**WHAT YOU ARE ASKED TO DO**
Pull out every line below containing the word "observations".

**RAW RECORDS**
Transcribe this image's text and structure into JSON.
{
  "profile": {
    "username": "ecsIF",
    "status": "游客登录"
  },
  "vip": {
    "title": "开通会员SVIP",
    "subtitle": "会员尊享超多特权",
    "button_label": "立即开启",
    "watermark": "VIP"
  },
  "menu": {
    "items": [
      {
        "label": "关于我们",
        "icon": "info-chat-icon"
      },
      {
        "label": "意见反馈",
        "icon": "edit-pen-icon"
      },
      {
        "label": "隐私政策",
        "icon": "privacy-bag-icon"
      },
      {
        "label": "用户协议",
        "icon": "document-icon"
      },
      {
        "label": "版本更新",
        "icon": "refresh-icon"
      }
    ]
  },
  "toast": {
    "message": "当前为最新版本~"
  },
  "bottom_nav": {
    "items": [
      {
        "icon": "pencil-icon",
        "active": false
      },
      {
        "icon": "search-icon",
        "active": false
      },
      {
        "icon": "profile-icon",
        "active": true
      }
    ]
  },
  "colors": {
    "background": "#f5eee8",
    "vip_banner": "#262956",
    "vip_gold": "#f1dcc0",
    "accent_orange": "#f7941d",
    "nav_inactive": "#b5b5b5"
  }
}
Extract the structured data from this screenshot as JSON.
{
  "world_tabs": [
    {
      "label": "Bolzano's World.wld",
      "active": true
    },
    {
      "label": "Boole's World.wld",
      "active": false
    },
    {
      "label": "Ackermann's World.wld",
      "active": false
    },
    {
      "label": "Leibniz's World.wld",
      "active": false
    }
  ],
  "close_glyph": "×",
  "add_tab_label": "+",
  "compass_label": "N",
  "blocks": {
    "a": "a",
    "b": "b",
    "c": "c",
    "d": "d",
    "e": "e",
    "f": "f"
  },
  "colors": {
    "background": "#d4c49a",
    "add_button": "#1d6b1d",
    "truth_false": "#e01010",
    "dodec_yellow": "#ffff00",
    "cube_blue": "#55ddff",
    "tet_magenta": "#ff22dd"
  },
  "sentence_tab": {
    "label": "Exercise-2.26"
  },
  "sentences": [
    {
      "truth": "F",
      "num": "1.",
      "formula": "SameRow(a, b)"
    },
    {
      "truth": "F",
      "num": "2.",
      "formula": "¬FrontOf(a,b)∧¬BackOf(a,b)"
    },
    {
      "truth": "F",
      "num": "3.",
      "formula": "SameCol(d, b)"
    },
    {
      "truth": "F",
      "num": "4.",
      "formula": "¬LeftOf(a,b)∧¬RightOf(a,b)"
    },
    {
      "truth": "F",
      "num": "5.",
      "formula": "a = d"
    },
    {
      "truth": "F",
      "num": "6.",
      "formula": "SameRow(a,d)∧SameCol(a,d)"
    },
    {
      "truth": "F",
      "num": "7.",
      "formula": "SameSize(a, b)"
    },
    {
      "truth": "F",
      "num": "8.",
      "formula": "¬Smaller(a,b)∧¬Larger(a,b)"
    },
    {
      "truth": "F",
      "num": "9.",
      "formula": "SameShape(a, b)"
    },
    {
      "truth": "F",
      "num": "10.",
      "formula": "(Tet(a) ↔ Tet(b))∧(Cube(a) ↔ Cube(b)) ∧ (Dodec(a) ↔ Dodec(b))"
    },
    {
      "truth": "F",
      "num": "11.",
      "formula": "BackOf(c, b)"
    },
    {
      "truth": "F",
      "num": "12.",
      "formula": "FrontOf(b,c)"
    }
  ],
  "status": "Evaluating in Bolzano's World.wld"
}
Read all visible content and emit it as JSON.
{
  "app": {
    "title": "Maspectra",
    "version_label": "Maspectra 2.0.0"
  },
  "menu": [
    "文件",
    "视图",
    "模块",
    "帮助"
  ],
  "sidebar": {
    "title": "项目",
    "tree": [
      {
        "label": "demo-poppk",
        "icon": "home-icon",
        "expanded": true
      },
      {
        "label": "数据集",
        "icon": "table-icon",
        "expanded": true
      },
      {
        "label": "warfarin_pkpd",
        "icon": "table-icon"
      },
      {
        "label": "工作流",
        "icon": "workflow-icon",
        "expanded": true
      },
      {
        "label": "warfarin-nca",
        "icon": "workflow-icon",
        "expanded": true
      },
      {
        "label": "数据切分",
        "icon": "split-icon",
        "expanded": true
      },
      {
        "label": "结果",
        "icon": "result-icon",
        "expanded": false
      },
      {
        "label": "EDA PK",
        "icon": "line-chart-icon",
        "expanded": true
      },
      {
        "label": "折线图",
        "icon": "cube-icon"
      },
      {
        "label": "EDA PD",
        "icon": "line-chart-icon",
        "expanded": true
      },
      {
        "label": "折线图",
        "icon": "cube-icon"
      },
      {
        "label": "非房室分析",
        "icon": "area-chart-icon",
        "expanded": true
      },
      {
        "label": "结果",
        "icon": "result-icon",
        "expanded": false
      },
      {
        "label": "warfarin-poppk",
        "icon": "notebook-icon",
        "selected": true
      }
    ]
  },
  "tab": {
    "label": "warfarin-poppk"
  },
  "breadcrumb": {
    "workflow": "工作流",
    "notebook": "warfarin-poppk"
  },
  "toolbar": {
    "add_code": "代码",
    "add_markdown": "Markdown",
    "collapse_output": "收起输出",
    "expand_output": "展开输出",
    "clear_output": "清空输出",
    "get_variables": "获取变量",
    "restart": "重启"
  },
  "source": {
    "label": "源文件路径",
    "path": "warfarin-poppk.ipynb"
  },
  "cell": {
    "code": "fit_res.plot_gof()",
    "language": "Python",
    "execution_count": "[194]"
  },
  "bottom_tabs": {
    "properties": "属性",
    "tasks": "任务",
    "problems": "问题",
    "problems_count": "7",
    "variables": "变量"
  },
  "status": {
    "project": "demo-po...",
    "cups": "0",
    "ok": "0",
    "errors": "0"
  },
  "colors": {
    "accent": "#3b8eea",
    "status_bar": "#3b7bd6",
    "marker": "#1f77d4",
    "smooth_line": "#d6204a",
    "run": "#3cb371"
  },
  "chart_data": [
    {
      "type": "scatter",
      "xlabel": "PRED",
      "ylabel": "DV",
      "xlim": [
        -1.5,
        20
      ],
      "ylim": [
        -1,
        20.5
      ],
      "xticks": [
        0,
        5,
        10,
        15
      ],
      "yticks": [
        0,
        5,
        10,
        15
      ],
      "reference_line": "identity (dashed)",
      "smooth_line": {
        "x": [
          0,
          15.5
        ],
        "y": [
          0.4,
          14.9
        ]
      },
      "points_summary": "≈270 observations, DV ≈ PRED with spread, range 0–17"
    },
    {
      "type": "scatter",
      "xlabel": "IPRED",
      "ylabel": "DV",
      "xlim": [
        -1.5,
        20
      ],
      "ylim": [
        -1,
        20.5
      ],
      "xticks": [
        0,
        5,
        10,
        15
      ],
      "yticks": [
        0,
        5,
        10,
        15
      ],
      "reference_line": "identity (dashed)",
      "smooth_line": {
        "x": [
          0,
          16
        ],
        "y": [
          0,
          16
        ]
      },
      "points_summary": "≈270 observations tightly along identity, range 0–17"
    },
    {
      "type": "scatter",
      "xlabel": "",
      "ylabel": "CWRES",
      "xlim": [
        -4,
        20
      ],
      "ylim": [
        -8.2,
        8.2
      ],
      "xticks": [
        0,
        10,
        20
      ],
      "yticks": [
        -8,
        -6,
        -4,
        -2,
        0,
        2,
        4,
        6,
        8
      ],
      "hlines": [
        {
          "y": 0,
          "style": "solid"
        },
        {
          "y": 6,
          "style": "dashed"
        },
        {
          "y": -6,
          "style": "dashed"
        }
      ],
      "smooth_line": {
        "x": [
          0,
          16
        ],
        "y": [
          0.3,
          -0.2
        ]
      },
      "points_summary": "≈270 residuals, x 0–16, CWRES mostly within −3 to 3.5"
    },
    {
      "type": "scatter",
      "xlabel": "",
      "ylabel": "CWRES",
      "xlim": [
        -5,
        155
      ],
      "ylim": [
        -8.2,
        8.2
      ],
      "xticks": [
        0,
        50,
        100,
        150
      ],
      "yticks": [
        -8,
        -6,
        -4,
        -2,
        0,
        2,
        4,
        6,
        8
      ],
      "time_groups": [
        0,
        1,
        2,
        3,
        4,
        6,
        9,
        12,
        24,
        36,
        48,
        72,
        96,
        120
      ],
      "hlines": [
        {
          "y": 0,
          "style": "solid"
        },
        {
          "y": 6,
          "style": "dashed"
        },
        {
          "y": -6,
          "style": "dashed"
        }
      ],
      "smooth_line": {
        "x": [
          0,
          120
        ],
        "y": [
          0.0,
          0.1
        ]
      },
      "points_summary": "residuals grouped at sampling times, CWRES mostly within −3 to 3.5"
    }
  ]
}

**FULL OUTPUT**
      "points_summary": "≈270 observations, DV ≈ PRED with spread, range 0–17"
      "points_summary": "≈270 observations tightly along identity, range 0–17"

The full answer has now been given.